Records provided »
>> BEGIN
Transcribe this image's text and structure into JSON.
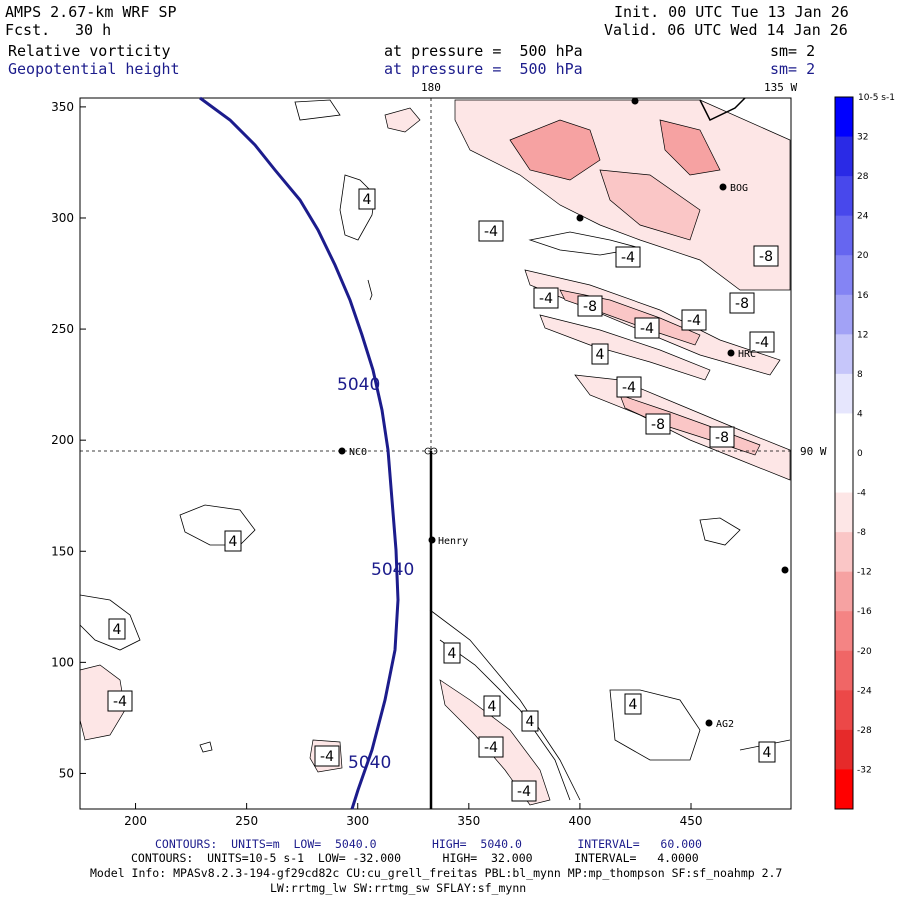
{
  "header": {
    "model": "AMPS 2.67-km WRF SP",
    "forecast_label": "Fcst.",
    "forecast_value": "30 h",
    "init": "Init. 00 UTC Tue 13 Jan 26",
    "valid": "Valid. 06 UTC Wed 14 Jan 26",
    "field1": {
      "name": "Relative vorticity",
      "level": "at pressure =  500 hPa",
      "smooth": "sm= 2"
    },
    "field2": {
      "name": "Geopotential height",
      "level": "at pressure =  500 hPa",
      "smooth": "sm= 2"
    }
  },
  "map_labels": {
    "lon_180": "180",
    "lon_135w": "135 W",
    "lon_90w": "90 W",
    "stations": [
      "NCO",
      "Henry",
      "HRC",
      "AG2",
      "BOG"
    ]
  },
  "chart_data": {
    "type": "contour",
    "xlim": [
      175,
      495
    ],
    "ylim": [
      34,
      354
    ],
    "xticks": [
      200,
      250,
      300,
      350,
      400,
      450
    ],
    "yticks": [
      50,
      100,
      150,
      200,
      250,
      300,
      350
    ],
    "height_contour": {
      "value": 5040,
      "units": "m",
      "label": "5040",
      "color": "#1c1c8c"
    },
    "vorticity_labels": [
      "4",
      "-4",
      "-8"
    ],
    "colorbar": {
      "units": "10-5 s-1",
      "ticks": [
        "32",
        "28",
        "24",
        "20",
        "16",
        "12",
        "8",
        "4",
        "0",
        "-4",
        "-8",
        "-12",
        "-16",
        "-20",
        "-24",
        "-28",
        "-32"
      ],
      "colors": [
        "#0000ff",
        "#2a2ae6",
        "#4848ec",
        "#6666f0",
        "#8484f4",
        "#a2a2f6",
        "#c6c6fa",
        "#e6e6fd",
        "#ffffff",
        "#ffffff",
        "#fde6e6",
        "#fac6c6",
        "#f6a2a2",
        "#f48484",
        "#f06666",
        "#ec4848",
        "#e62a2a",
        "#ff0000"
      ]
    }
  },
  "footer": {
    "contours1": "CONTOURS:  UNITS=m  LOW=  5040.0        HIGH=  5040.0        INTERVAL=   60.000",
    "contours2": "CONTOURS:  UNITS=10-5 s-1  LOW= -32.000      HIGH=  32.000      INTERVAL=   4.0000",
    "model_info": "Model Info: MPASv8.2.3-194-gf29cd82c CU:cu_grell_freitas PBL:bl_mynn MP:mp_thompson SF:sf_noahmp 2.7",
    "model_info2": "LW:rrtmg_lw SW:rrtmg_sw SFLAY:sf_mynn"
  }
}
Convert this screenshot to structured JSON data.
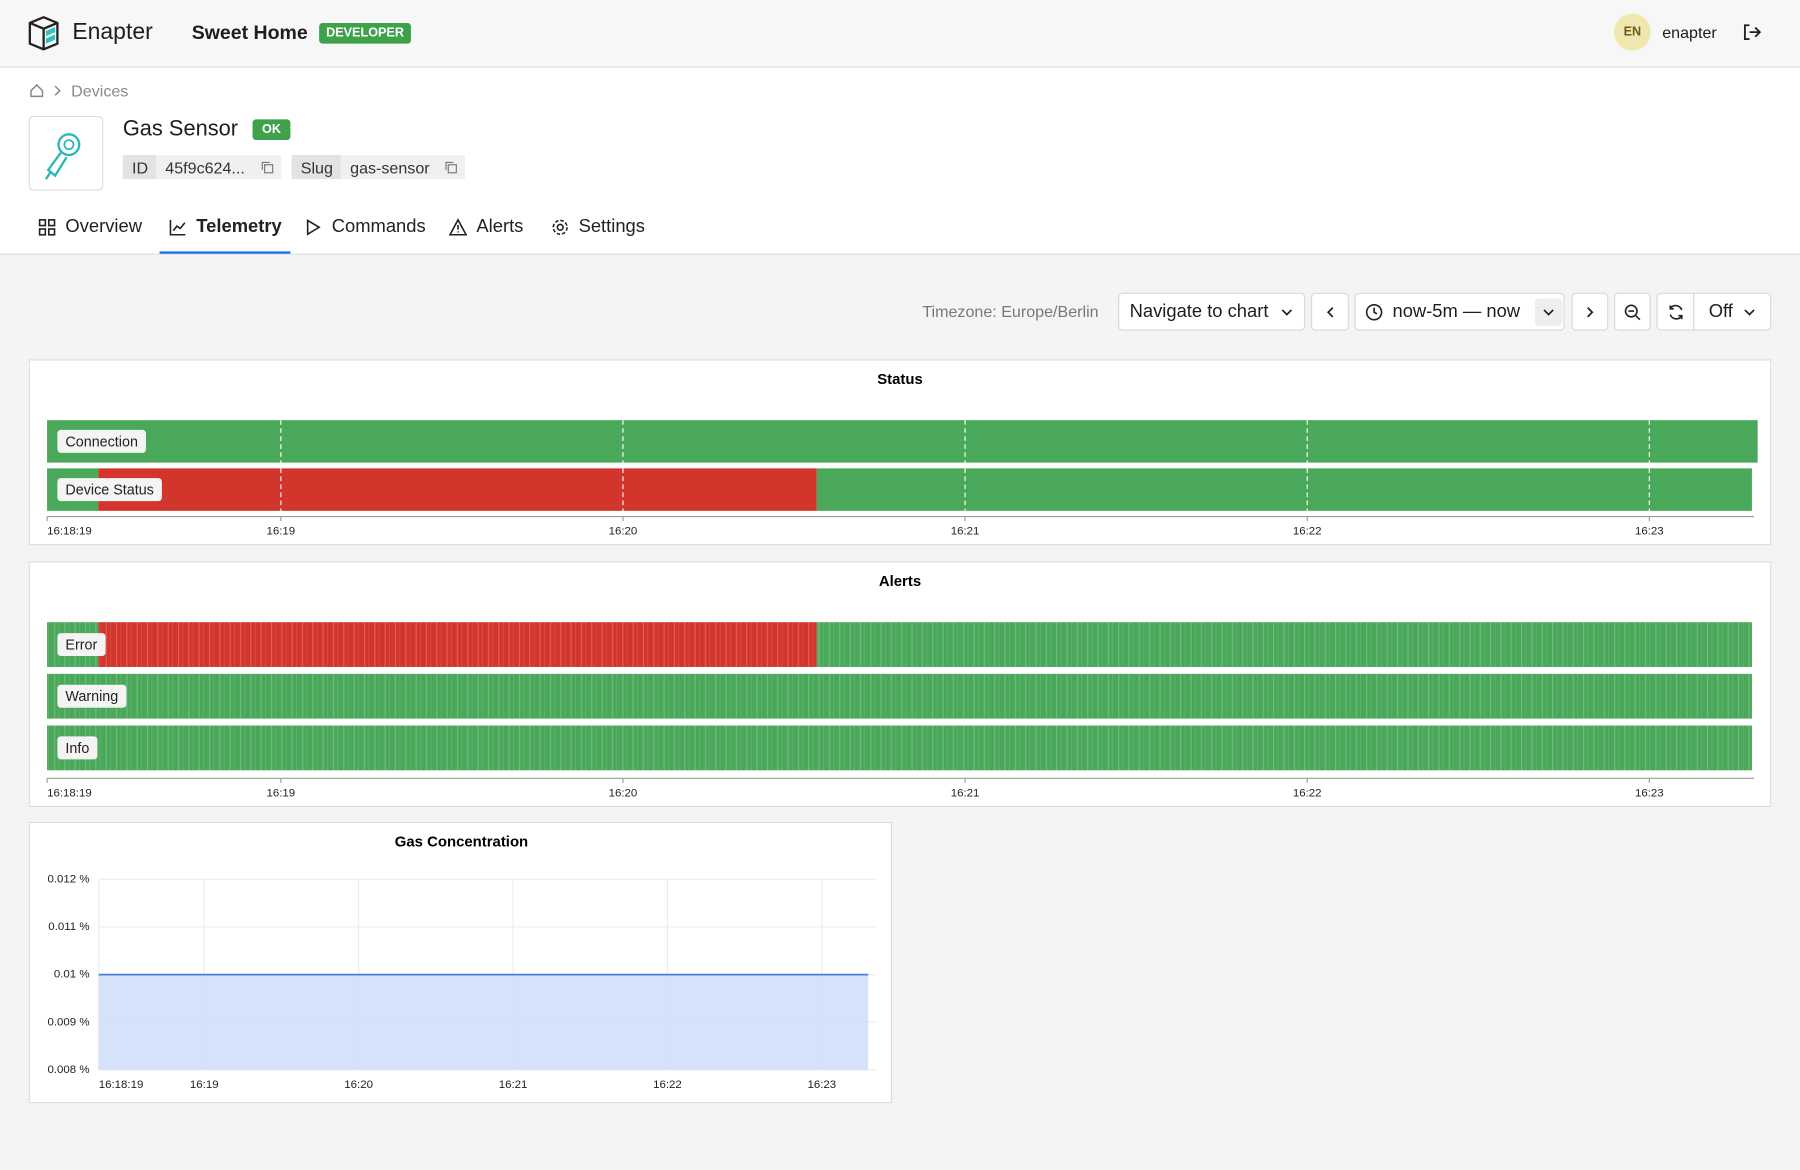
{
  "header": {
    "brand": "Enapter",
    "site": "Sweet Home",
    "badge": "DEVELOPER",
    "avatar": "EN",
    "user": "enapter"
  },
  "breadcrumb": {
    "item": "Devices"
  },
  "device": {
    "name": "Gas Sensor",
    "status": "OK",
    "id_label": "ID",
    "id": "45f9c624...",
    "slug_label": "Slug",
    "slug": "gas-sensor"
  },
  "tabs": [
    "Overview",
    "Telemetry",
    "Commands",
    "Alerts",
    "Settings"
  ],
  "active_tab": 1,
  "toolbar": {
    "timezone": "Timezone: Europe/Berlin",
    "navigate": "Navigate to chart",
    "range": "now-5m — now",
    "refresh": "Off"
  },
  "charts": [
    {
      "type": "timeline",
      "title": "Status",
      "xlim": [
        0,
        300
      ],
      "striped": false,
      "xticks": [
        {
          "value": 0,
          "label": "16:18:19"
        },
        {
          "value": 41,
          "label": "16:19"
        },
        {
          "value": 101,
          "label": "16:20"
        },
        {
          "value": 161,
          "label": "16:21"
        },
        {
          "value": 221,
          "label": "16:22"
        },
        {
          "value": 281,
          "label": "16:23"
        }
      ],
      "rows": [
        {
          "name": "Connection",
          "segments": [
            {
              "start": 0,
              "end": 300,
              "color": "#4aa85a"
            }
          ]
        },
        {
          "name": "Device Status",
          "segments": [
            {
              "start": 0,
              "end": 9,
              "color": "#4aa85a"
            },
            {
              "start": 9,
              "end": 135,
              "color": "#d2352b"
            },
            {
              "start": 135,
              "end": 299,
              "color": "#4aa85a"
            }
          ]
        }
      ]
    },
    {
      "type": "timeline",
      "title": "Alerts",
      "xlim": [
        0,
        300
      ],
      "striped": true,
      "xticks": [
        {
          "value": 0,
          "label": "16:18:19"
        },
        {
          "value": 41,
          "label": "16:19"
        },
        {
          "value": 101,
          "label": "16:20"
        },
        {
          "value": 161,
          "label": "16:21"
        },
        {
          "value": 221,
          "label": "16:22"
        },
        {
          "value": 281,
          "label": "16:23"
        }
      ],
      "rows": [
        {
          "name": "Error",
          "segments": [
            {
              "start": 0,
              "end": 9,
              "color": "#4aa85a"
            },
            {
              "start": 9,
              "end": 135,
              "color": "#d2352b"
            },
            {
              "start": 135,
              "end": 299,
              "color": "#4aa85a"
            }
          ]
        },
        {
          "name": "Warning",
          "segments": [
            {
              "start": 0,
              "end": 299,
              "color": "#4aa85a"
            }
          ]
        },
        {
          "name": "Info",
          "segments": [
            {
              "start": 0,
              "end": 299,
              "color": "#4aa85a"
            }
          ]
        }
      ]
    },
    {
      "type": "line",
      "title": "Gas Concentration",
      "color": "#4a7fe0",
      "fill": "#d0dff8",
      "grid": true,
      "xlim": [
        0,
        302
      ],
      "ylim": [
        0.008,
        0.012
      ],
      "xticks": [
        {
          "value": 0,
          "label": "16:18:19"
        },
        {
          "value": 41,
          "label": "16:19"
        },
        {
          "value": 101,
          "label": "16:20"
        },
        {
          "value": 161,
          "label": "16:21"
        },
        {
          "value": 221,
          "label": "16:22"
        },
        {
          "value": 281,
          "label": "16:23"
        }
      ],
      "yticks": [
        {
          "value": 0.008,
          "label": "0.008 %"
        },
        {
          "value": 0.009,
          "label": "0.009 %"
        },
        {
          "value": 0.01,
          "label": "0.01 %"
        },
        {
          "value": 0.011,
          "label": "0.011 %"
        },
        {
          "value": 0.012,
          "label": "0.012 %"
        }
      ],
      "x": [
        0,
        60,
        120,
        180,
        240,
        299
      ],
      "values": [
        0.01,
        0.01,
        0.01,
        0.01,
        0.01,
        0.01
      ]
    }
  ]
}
>> END
Exercise directions » Repeat all the data as it stands, dropping any images it holds.

Complete output »
Transcribe this image's text and structure into JSON.
{
  "header": {
    "model": "AMPS 2.67-km WRF SP",
    "forecast_label": "Fcst.",
    "forecast_value": "30 h",
    "init": "Init. 00 UTC Tue 13 Jan 26",
    "valid": "Valid. 06 UTC Wed 14 Jan 26",
    "field1": {
      "name": "Relative vorticity",
      "level": "at pressure =  500 hPa",
      "smooth": "sm= 2"
    },
    "field2": {
      "name": "Geopotential height",
      "level": "at pressure =  500 hPa",
      "smooth": "sm= 2"
    }
  },
  "map_labels": {
    "lon_180": "180",
    "lon_135w": "135 W",
    "lon_90w": "90 W",
    "stations": [
      "NCO",
      "Henry",
      "HRC",
      "AG2",
      "BOG"
    ]
  },
  "chart_data": {
    "type": "contour",
    "xlim": [
      175,
      495
    ],
    "ylim": [
      34,
      354
    ],
    "xticks": [
      200,
      250,
      300,
      350,
      400,
      450
    ],
    "yticks": [
      50,
      100,
      150,
      200,
      250,
      300,
      350
    ],
    "height_contour": {
      "value": 5040,
      "units": "m",
      "label": "5040",
      "color": "#1c1c8c"
    },
    "vorticity_labels": [
      "4",
      "-4",
      "-8"
    ],
    "colorbar": {
      "units": "10-5 s-1",
      "ticks": [
        "32",
        "28",
        "24",
        "20",
        "16",
        "12",
        "8",
        "4",
        "0",
        "-4",
        "-8",
        "-12",
        "-16",
        "-20",
        "-24",
        "-28",
        "-32"
      ],
      "colors": [
        "#0000ff",
        "#2a2ae6",
        "#4848ec",
        "#6666f0",
        "#8484f4",
        "#a2a2f6",
        "#c6c6fa",
        "#e6e6fd",
        "#ffffff",
        "#ffffff",
        "#fde6e6",
        "#fac6c6",
        "#f6a2a2",
        "#f48484",
        "#f06666",
        "#ec4848",
        "#e62a2a",
        "#ff0000"
      ]
    }
  },
  "footer": {
    "contours1": "CONTOURS:  UNITS=m  LOW=  5040.0        HIGH=  5040.0        INTERVAL=   60.000",
    "contours2": "CONTOURS:  UNITS=10-5 s-1  LOW= -32.000      HIGH=  32.000      INTERVAL=   4.0000",
    "model_info": "Model Info: MPASv8.2.3-194-gf29cd82c CU:cu_grell_freitas PBL:bl_mynn MP:mp_thompson SF:sf_noahmp 2.7",
    "model_info2": "LW:rrtmg_lw SW:rrtmg_sw SFLAY:sf_mynn"
  }
}
Convert this screenshot to structured JSON data.
{
  "header": {
    "brand": "Enapter",
    "site": "Sweet Home",
    "badge": "DEVELOPER",
    "avatar": "EN",
    "user": "enapter"
  },
  "breadcrumb": {
    "item": "Devices"
  },
  "device": {
    "name": "Gas Sensor",
    "status": "OK",
    "id_label": "ID",
    "id": "45f9c624...",
    "slug_label": "Slug",
    "slug": "gas-sensor"
  },
  "tabs": [
    "Overview",
    "Telemetry",
    "Commands",
    "Alerts",
    "Settings"
  ],
  "active_tab": 1,
  "toolbar": {
    "timezone": "Timezone: Europe/Berlin",
    "navigate": "Navigate to chart",
    "range": "now-5m — now",
    "refresh": "Off"
  },
  "charts": [
    {
      "type": "timeline",
      "title": "Status",
      "xlim": [
        0,
        300
      ],
      "striped": false,
      "xticks": [
        {
          "value": 0,
          "label": "16:18:19"
        },
        {
          "value": 41,
          "label": "16:19"
        },
        {
          "value": 101,
          "label": "16:20"
        },
        {
          "value": 161,
          "label": "16:21"
        },
        {
          "value": 221,
          "label": "16:22"
        },
        {
          "value": 281,
          "label": "16:23"
        }
      ],
      "rows": [
        {
          "name": "Connection",
          "segments": [
            {
              "start": 0,
              "end": 300,
              "color": "#4aa85a"
            }
          ]
        },
        {
          "name": "Device Status",
          "segments": [
            {
              "start": 0,
              "end": 9,
              "color": "#4aa85a"
            },
            {
              "start": 9,
              "end": 135,
              "color": "#d2352b"
            },
            {
              "start": 135,
              "end": 299,
              "color": "#4aa85a"
            }
          ]
        }
      ]
    },
    {
      "type": "timeline",
      "title": "Alerts",
      "xlim": [
        0,
        300
      ],
      "striped": true,
      "xticks": [
        {
          "value": 0,
          "label": "16:18:19"
        },
        {
          "value": 41,
          "label": "16:19"
        },
        {
          "value": 101,
          "label": "16:20"
        },
        {
          "value": 161,
          "label": "16:21"
        },
        {
          "value": 221,
          "label": "16:22"
        },
        {
          "value": 281,
          "label": "16:23"
        }
      ],
      "rows": [
        {
          "name": "Error",
          "segments": [
            {
              "start": 0,
              "end": 9,
              "color": "#4aa85a"
            },
            {
              "start": 9,
              "end": 135,
              "color": "#d2352b"
            },
            {
              "start": 135,
              "end": 299,
              "color": "#4aa85a"
            }
          ]
        },
        {
          "name": "Warning",
          "segments": [
            {
              "start": 0,
              "end": 299,
              "color": "#4aa85a"
            }
          ]
        },
        {
          "name": "Info",
          "segments": [
            {
              "start": 0,
              "end": 299,
              "color": "#4aa85a"
            }
          ]
        }
      ]
    },
    {
      "type": "line",
      "title": "Gas Concentration",
      "color": "#4a7fe0",
      "fill": "#d0dff8",
      "grid": true,
      "xlim": [
        0,
        302
      ],
      "ylim": [
        0.008,
        0.012
      ],
      "xticks": [
        {
          "value": 0,
          "label": "16:18:19"
        },
        {
          "value": 41,
          "label": "16:19"
        },
        {
          "value": 101,
          "label": "16:20"
        },
        {
          "value": 161,
          "label": "16:21"
        },
        {
          "value": 221,
          "label": "16:22"
        },
        {
          "value": 281,
          "label": "16:23"
        }
      ],
      "yticks": [
        {
          "value": 0.008,
          "label": "0.008 %"
        },
        {
          "value": 0.009,
          "label": "0.009 %"
        },
        {
          "value": 0.01,
          "label": "0.01 %"
        },
        {
          "value": 0.011,
          "label": "0.011 %"
        },
        {
          "value": 0.012,
          "label": "0.012 %"
        }
      ],
      "x": [
        0,
        60,
        120,
        180,
        240,
        299
      ],
      "values": [
        0.01,
        0.01,
        0.01,
        0.01,
        0.01,
        0.01
      ]
    }
  ]
}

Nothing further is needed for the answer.